GIVEN INSTRUCTION
Reproduce the listing below word for word, line by line, but leave out the pictures.

DATA FOR THIS EXERCISE
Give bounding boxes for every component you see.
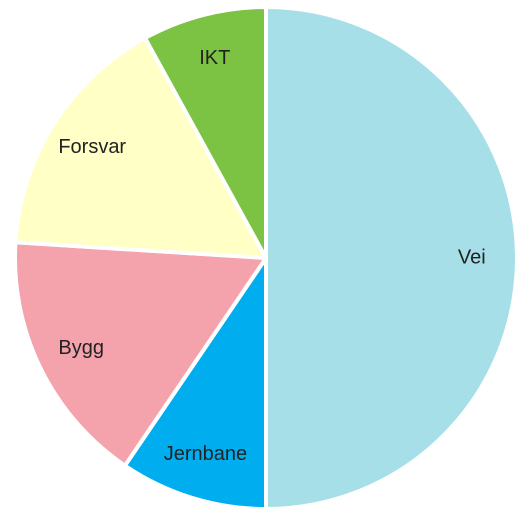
slice-label: Vei <box>458 246 486 268</box>
slice-label: IKT <box>199 47 230 69</box>
slice-label: Bygg <box>58 337 104 359</box>
pie-slice <box>264 5 519 509</box>
pie-slice <box>13 36 268 260</box>
slice-label: Jernbane <box>164 443 247 465</box>
pie-slice <box>143 5 268 260</box>
pie-slice <box>13 240 268 468</box>
slice-label: Forsvar <box>58 136 126 158</box>
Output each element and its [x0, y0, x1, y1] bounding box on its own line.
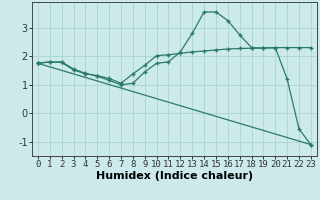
- X-axis label: Humidex (Indice chaleur): Humidex (Indice chaleur): [96, 171, 253, 181]
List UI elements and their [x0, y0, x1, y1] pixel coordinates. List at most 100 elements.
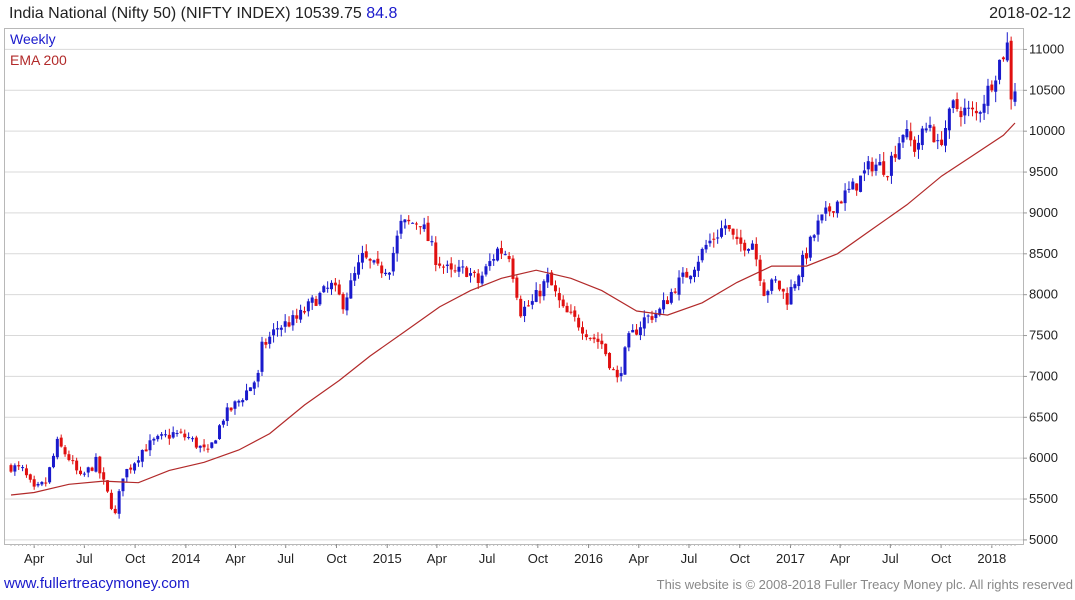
candle-body	[909, 131, 913, 141]
candle-body	[882, 161, 886, 175]
candle-body	[781, 288, 785, 292]
x-tick-label: Oct	[528, 551, 549, 566]
candle-body	[117, 491, 121, 514]
candle-body	[63, 447, 67, 455]
candle-body	[812, 235, 816, 238]
candle-body	[534, 290, 538, 302]
y-tick-label: 7500	[1029, 328, 1058, 343]
candle-body	[851, 181, 855, 190]
candle-body	[638, 327, 642, 336]
y-axis: 5000 5500 6000 6500 7000 7500 8000 8500 9000 9500…	[1023, 41, 1065, 547]
x-tick-label: Jul	[76, 551, 93, 566]
candle-body	[998, 59, 1002, 80]
candle-body	[507, 255, 511, 260]
y-tick-label: 8000	[1029, 287, 1058, 302]
candle-body	[441, 266, 445, 268]
candle-body	[893, 154, 897, 158]
plot-area	[4, 28, 1024, 545]
candle-body	[731, 228, 735, 235]
candle-body	[658, 308, 662, 316]
candle-body	[573, 310, 577, 317]
candle-body	[967, 107, 971, 109]
candle-body	[855, 183, 859, 191]
candle-body	[318, 292, 322, 305]
candle-body	[770, 279, 774, 291]
candle-body	[708, 240, 712, 244]
candle-body	[673, 291, 677, 293]
candle-body	[372, 260, 376, 263]
candle-body	[82, 473, 86, 475]
candle-body	[75, 460, 79, 471]
candle-body	[279, 327, 283, 330]
candle-body	[245, 390, 249, 401]
candle-body	[499, 248, 503, 254]
candle-body	[971, 107, 975, 110]
candle-body	[546, 274, 550, 283]
candle-body	[233, 401, 237, 409]
candle-body	[221, 420, 225, 425]
website-link[interactable]: www.fullertreacymoney.com	[4, 575, 190, 592]
candle-body	[874, 164, 878, 171]
candle-body	[476, 273, 480, 284]
candle-body	[978, 112, 982, 114]
candle-body	[727, 225, 731, 229]
candle-body	[766, 291, 770, 296]
copyright-notice: This website is © 2008-2018 Fuller Treac…	[656, 577, 1073, 592]
candle-body	[310, 297, 314, 303]
candle-body	[1001, 57, 1005, 60]
candle-body	[187, 437, 191, 439]
candle-body	[804, 253, 808, 259]
candle-body	[434, 242, 438, 265]
candle-body	[735, 236, 739, 240]
x-tick-label: 2015	[373, 551, 402, 566]
candle-body	[51, 455, 55, 468]
candle-body	[700, 248, 704, 261]
candle-body	[565, 305, 569, 313]
candle-body	[654, 313, 658, 319]
candle-body	[275, 328, 279, 330]
candle-body	[940, 139, 944, 146]
candle-body	[1009, 40, 1013, 100]
candle-body	[596, 338, 600, 342]
title-text: India National (Nifty 50) (NIFTY INDEX) …	[9, 5, 362, 22]
candle-body	[843, 190, 847, 204]
candle-body	[584, 334, 588, 338]
candle-body	[588, 337, 592, 339]
candle-body	[692, 269, 696, 277]
candle-body	[94, 456, 98, 472]
x-tick-label: Apr	[629, 551, 650, 566]
candle-body	[102, 472, 106, 480]
candle-body	[492, 259, 496, 261]
candle-body	[785, 293, 789, 305]
candle-body	[662, 300, 666, 310]
x-tick-label: 2018	[977, 551, 1006, 566]
candle-body	[403, 219, 407, 223]
x-tick-label: Oct	[326, 551, 347, 566]
candle-body	[704, 244, 708, 250]
candle-body	[951, 100, 955, 109]
candle-body	[218, 425, 222, 440]
x-tick-label: Jul	[277, 551, 294, 566]
x-tick-label: Apr	[427, 551, 448, 566]
candle-body	[793, 284, 797, 289]
candle-body	[183, 433, 187, 438]
candle-body	[237, 400, 241, 403]
candle-body	[272, 329, 276, 336]
candle-body	[604, 343, 608, 355]
candle-body	[322, 286, 326, 293]
candle-body	[360, 252, 364, 263]
candle-body	[808, 236, 812, 258]
candle-body	[619, 373, 623, 377]
candle-body	[368, 258, 372, 261]
x-tick-label: Jul	[479, 551, 496, 566]
candle-body	[349, 280, 353, 299]
candle-body	[747, 248, 751, 251]
x-tick-label: Jul	[681, 551, 698, 566]
candle-body	[681, 272, 685, 277]
x-tick-label: Jul	[882, 551, 899, 566]
candle-body	[839, 201, 843, 204]
x-tick-label: Oct	[931, 551, 952, 566]
candle-body	[125, 468, 129, 478]
candle-body	[353, 273, 357, 281]
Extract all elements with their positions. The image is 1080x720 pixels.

TASK RESPONSE
Give bounding boxes for every component you see.
slice-label: Vei <box>458 246 486 268</box>
slice-label: IKT <box>199 47 230 69</box>
slice-label: Bygg <box>58 337 104 359</box>
pie-slice <box>264 5 519 509</box>
pie-slice <box>13 36 268 260</box>
slice-label: Jernbane <box>164 443 247 465</box>
pie-slice <box>143 5 268 260</box>
pie-slice <box>13 240 268 468</box>
slice-label: Forsvar <box>58 136 126 158</box>
Output each element and its [x0, y0, x1, y1] bounding box on its own line.
- X-axis label: Humidex (Indice chaleur): Humidex (Indice chaleur): [96, 171, 253, 181]
List UI elements and their [x0, y0, x1, y1] pixel coordinates. List at most 100 elements.
candle-body	[909, 131, 913, 141]
candle-body	[882, 161, 886, 175]
candle-body	[781, 288, 785, 292]
x-tick-label: Oct	[528, 551, 549, 566]
candle-body	[117, 491, 121, 514]
candle-body	[63, 447, 67, 455]
candle-body	[812, 235, 816, 238]
candle-body	[534, 290, 538, 302]
y-tick-label: 7500	[1029, 328, 1058, 343]
candle-body	[851, 181, 855, 190]
candle-body	[638, 327, 642, 336]
y-axis: 5000 5500 6000 6500 7000 7500 8000 8500 9000 9500…	[1023, 41, 1065, 547]
x-tick-label: Jul	[76, 551, 93, 566]
candle-body	[998, 59, 1002, 80]
candle-body	[507, 255, 511, 260]
y-tick-label: 8000	[1029, 287, 1058, 302]
candle-body	[441, 266, 445, 268]
candle-body	[893, 154, 897, 158]
plot-area	[4, 28, 1024, 545]
candle-body	[731, 228, 735, 235]
candle-body	[658, 308, 662, 316]
candle-body	[573, 310, 577, 317]
candle-body	[967, 107, 971, 109]
candle-body	[855, 183, 859, 191]
candle-body	[318, 292, 322, 305]
candle-body	[770, 279, 774, 291]
candle-body	[708, 240, 712, 244]
candle-body	[673, 291, 677, 293]
candle-body	[372, 260, 376, 263]
candle-body	[82, 473, 86, 475]
candle-body	[75, 460, 79, 471]
candle-body	[279, 327, 283, 330]
candle-body	[245, 390, 249, 401]
candle-body	[499, 248, 503, 254]
candle-body	[971, 107, 975, 110]
candle-body	[546, 274, 550, 283]
candle-body	[233, 401, 237, 409]
candle-body	[221, 420, 225, 425]
website-link[interactable]: www.fullertreacymoney.com	[4, 575, 190, 592]
candle-body	[874, 164, 878, 171]
candle-body	[476, 273, 480, 284]
candle-body	[978, 112, 982, 114]
candle-body	[727, 225, 731, 229]
candle-body	[766, 291, 770, 296]
copyright-notice: This website is © 2008-2018 Fuller Treac…	[656, 577, 1073, 592]
candle-body	[310, 297, 314, 303]
candle-body	[1001, 57, 1005, 60]
candle-body	[187, 437, 191, 439]
candle-body	[804, 253, 808, 259]
candle-body	[434, 242, 438, 265]
candle-body	[735, 236, 739, 240]
x-tick-label: 2015	[373, 551, 402, 566]
candle-body	[51, 455, 55, 468]
candle-body	[700, 248, 704, 261]
candle-body	[565, 305, 569, 313]
candle-body	[654, 313, 658, 319]
candle-body	[275, 328, 279, 330]
candle-body	[940, 139, 944, 146]
candle-body	[1009, 40, 1013, 100]
candle-body	[596, 338, 600, 342]
title-text: India National (Nifty 50) (NIFTY INDEX) …	[9, 5, 362, 22]
candle-body	[843, 190, 847, 204]
candle-body	[584, 334, 588, 338]
candle-body	[588, 337, 592, 339]
candle-body	[692, 269, 696, 277]
candle-body	[94, 456, 98, 472]
x-tick-label: Apr	[629, 551, 650, 566]
candle-body	[102, 472, 106, 480]
candle-body	[492, 259, 496, 261]
candle-body	[785, 293, 789, 305]
candle-body	[662, 300, 666, 310]
x-tick-label: 2018	[977, 551, 1006, 566]
candle-body	[403, 219, 407, 223]
x-tick-label: Oct	[326, 551, 347, 566]
candle-body	[704, 244, 708, 250]
candle-body	[951, 100, 955, 109]
candle-body	[218, 425, 222, 440]
x-tick-label: Jul	[277, 551, 294, 566]
x-tick-label: Apr	[427, 551, 448, 566]
candle-body	[793, 284, 797, 289]
candle-body	[183, 433, 187, 438]
candle-body	[237, 400, 241, 403]
candle-body	[272, 329, 276, 336]
candle-body	[604, 343, 608, 355]
candle-body	[322, 286, 326, 293]
candle-body	[360, 252, 364, 263]
candle-body	[808, 236, 812, 258]
candle-body	[619, 373, 623, 377]
candle-body	[368, 258, 372, 261]
x-tick-label: Jul	[479, 551, 496, 566]
candle-body	[349, 280, 353, 299]
candle-body	[747, 248, 751, 251]
x-tick-label: Jul	[681, 551, 698, 566]
candle-body	[681, 272, 685, 277]
x-tick-label: Jul	[882, 551, 899, 566]
candle-body	[839, 201, 843, 204]
x-tick-label: Oct	[931, 551, 952, 566]
candle-body	[125, 468, 129, 478]
candle-body	[353, 273, 357, 281]
Extract all elements with their positions. The image is 1080x720 pixels.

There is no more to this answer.